- **TASK BRIEF**
If "Unknown" shows up in a line of the material, return that line.

::: SUPPLIED RECORDS

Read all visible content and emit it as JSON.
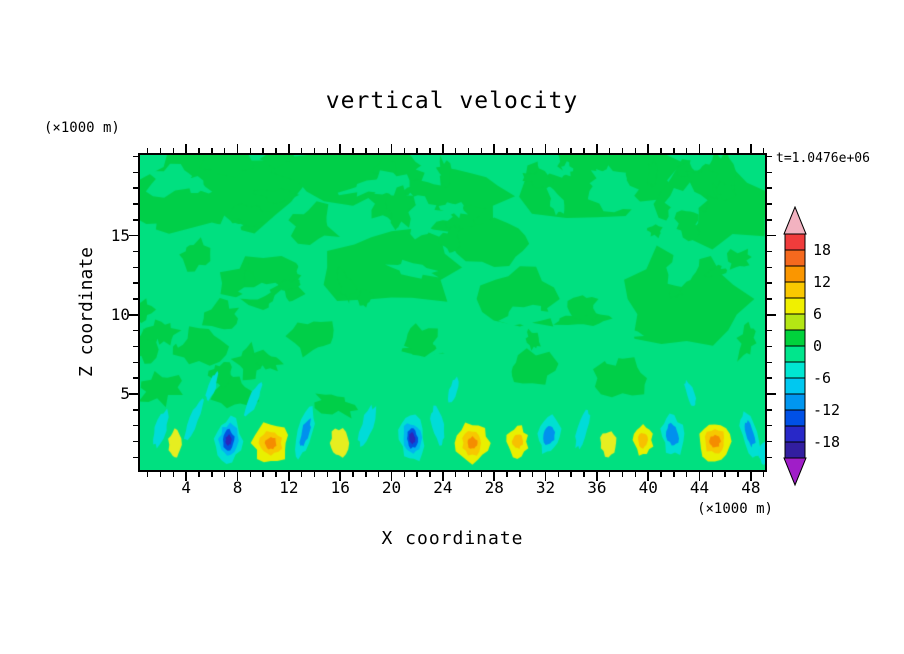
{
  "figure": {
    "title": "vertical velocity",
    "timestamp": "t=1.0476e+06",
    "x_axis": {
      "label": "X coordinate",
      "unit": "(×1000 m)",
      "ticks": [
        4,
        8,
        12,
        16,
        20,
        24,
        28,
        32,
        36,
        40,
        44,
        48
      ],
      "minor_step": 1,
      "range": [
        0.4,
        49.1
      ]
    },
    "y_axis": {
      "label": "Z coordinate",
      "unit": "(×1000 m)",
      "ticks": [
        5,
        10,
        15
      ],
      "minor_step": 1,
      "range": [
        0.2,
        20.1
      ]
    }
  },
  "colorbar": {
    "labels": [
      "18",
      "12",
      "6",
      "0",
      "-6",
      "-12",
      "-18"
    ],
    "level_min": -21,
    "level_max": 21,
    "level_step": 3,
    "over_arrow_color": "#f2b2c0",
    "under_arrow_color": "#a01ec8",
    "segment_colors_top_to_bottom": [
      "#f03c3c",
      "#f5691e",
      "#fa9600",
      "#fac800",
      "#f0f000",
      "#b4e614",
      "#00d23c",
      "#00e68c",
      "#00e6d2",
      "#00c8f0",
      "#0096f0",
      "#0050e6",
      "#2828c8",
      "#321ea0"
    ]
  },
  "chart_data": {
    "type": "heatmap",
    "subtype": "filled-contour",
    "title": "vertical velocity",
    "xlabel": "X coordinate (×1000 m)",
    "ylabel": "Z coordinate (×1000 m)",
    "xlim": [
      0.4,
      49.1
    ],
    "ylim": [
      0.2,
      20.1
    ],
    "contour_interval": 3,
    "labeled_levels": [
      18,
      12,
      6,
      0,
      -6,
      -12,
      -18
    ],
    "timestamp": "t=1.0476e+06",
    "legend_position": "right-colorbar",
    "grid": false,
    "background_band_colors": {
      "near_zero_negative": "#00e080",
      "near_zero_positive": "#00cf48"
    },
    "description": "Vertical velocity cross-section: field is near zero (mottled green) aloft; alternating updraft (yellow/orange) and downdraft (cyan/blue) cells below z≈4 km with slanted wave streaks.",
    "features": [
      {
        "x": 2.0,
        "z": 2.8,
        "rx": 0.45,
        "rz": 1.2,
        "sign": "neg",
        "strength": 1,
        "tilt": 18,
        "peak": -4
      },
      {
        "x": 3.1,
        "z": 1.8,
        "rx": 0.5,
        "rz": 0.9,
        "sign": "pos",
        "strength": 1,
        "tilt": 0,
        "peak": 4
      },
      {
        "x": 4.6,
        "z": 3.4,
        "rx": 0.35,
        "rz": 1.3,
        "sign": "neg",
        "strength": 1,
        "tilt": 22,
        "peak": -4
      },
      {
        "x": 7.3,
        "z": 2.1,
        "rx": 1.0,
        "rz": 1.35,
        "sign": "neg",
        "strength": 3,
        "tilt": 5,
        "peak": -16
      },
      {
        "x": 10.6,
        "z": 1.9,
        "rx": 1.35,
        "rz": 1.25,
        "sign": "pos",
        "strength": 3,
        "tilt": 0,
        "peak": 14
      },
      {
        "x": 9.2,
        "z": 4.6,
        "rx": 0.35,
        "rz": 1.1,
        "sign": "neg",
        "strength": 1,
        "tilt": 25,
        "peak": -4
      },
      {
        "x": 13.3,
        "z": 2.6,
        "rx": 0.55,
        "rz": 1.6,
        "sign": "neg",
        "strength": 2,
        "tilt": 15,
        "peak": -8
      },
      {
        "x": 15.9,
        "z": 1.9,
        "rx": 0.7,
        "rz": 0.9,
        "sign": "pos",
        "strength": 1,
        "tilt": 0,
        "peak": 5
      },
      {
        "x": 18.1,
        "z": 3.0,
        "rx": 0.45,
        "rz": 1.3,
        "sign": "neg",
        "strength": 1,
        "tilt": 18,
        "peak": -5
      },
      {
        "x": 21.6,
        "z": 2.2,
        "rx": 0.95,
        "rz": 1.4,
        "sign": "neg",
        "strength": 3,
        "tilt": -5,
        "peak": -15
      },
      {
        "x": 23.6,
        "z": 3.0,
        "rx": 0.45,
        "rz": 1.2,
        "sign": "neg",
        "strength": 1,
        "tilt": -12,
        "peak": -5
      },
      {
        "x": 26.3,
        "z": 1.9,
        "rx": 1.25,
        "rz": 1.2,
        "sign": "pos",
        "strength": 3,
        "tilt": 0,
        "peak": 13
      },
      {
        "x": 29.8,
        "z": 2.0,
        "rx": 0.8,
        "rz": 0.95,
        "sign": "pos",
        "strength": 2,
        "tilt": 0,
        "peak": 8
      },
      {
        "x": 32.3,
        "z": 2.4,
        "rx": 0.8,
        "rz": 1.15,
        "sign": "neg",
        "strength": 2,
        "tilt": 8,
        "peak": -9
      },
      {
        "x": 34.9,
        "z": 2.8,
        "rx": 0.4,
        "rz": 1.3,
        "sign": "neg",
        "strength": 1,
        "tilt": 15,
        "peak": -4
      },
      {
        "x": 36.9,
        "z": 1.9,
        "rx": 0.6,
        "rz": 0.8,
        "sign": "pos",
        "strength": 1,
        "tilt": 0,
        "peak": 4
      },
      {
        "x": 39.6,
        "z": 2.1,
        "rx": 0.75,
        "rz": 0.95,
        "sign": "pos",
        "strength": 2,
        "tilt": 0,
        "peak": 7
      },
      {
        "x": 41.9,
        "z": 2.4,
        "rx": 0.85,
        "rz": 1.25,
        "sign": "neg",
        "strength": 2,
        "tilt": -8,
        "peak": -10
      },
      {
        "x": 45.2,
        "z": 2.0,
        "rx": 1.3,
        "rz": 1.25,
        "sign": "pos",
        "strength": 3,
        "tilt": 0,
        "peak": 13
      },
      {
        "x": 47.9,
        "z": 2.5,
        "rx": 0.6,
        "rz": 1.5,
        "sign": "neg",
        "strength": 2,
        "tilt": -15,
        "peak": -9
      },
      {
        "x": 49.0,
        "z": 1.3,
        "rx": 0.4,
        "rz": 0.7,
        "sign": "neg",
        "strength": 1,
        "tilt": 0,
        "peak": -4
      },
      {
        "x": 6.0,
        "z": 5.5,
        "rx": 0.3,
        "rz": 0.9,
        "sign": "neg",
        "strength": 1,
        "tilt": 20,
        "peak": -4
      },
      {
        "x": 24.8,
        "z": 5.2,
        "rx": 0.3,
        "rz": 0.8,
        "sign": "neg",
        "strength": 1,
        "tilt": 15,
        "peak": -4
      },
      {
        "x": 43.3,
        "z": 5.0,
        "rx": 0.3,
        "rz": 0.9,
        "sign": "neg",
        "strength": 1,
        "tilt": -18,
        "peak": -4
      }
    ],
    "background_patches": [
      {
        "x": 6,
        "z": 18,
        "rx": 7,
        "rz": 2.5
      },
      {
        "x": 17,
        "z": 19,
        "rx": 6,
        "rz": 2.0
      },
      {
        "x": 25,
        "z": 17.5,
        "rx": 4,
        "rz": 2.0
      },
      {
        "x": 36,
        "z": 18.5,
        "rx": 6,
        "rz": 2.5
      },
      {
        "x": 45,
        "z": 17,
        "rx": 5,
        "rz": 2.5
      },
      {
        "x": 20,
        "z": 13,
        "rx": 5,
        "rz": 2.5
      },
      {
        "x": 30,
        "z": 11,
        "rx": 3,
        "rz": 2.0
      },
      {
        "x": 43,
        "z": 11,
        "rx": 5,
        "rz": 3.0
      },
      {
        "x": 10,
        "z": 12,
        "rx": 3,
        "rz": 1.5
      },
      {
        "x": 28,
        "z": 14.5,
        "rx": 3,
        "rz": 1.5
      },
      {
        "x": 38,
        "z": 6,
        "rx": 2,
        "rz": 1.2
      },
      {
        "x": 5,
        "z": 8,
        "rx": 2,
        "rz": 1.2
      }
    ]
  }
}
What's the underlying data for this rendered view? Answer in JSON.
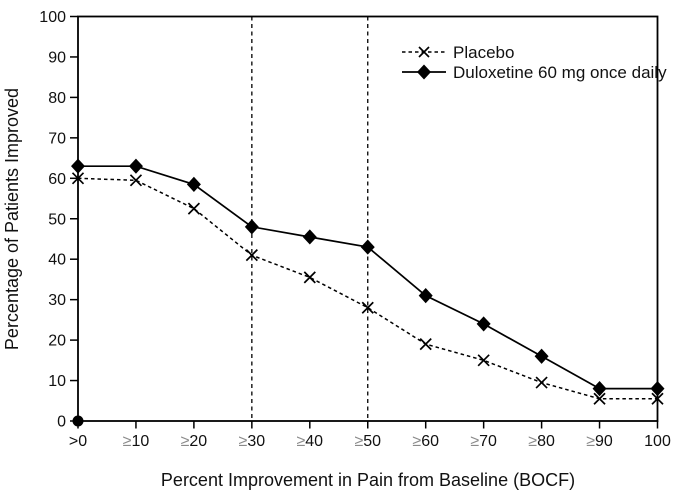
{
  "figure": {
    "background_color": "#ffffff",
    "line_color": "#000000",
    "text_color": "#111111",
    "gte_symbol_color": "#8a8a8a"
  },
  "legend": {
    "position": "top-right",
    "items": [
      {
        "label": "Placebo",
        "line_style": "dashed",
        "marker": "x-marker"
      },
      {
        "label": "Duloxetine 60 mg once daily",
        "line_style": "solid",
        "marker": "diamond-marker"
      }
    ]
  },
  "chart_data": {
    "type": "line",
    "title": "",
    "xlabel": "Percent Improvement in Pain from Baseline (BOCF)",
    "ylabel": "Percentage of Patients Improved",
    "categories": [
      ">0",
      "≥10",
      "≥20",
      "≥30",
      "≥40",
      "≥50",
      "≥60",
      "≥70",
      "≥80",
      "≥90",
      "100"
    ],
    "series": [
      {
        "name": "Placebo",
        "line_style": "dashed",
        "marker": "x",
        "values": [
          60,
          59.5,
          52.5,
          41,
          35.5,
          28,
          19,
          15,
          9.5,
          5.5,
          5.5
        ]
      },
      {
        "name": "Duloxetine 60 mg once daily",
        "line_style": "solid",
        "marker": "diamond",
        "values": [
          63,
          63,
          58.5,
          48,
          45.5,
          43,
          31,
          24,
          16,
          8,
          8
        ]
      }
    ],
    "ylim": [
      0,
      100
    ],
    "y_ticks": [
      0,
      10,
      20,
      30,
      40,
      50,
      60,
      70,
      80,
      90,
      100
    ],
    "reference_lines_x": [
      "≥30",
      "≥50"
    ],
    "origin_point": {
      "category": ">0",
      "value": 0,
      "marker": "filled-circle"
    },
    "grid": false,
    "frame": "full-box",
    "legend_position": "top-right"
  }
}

::::::
::: SUPPLIED RECORDS

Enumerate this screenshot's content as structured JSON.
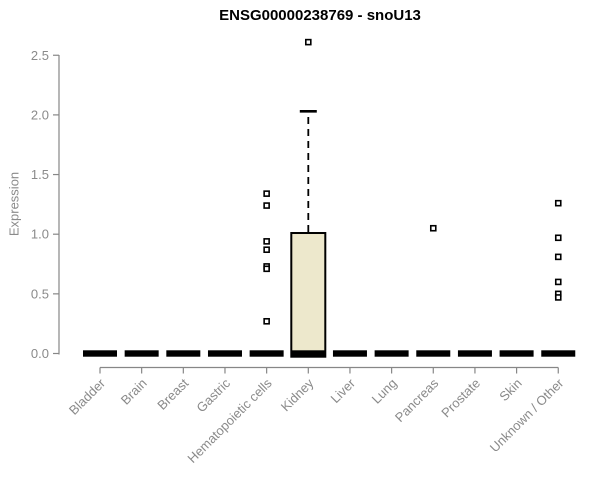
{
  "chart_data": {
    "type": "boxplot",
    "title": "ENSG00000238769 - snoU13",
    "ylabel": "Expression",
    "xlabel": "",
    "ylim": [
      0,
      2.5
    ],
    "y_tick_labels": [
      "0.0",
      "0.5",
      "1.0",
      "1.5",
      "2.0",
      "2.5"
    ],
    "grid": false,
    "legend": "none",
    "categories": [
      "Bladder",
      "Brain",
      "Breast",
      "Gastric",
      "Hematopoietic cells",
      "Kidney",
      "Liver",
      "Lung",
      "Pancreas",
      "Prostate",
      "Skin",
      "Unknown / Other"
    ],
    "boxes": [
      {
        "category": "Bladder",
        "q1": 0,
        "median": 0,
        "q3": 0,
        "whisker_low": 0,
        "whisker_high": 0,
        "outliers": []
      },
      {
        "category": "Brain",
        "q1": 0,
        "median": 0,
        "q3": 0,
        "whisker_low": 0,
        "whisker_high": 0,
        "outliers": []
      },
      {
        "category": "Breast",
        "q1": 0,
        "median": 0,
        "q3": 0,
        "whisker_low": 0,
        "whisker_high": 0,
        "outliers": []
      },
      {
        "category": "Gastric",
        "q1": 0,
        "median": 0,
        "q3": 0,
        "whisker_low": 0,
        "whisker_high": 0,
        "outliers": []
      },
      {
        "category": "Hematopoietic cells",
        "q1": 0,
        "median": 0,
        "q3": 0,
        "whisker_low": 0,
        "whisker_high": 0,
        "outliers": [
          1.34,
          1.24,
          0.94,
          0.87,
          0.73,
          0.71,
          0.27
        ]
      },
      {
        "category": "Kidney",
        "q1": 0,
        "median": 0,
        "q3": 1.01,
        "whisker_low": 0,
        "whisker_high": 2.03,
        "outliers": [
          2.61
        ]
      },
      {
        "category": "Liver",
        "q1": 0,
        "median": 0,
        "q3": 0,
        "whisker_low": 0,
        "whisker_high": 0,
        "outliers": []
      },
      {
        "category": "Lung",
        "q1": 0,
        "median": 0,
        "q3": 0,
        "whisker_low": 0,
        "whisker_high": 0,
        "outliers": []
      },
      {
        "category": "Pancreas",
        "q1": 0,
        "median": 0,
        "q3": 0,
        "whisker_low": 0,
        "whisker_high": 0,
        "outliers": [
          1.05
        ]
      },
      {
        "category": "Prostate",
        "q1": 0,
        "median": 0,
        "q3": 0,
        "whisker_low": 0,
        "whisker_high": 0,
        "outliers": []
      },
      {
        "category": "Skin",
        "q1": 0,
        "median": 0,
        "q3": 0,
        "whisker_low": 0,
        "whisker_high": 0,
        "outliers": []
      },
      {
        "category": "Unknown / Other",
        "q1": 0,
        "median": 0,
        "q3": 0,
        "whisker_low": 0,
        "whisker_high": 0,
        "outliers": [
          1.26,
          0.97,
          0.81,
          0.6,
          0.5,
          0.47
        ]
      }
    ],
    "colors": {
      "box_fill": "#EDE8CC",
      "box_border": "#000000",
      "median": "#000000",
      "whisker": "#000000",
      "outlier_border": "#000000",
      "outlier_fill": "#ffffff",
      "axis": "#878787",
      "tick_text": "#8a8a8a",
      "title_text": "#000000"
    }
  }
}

::::::
::: SUPPLIED RECORDS

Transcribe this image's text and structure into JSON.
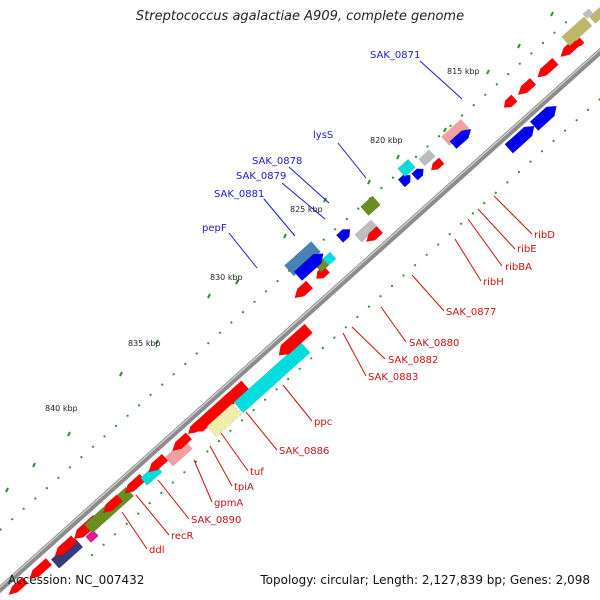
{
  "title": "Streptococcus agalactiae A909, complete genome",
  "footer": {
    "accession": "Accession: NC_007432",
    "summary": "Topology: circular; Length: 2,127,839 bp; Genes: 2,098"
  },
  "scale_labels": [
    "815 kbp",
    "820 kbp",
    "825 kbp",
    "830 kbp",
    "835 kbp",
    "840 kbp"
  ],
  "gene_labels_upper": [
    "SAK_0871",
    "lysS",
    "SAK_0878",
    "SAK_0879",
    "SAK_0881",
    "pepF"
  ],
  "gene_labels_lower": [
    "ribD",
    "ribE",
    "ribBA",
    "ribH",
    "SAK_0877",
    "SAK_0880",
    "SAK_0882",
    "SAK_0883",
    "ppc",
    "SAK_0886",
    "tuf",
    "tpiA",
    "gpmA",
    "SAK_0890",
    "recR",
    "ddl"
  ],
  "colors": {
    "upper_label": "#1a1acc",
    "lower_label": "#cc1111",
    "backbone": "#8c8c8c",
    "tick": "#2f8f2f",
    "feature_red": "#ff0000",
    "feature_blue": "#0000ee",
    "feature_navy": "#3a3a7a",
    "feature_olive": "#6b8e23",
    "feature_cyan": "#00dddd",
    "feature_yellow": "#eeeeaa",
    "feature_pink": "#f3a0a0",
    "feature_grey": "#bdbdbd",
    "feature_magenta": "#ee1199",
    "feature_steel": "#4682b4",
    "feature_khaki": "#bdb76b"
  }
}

::::::

- **SOLUTION TO THIS TASK**
      "Unknown / Other"
        "category": "Unknown / Other",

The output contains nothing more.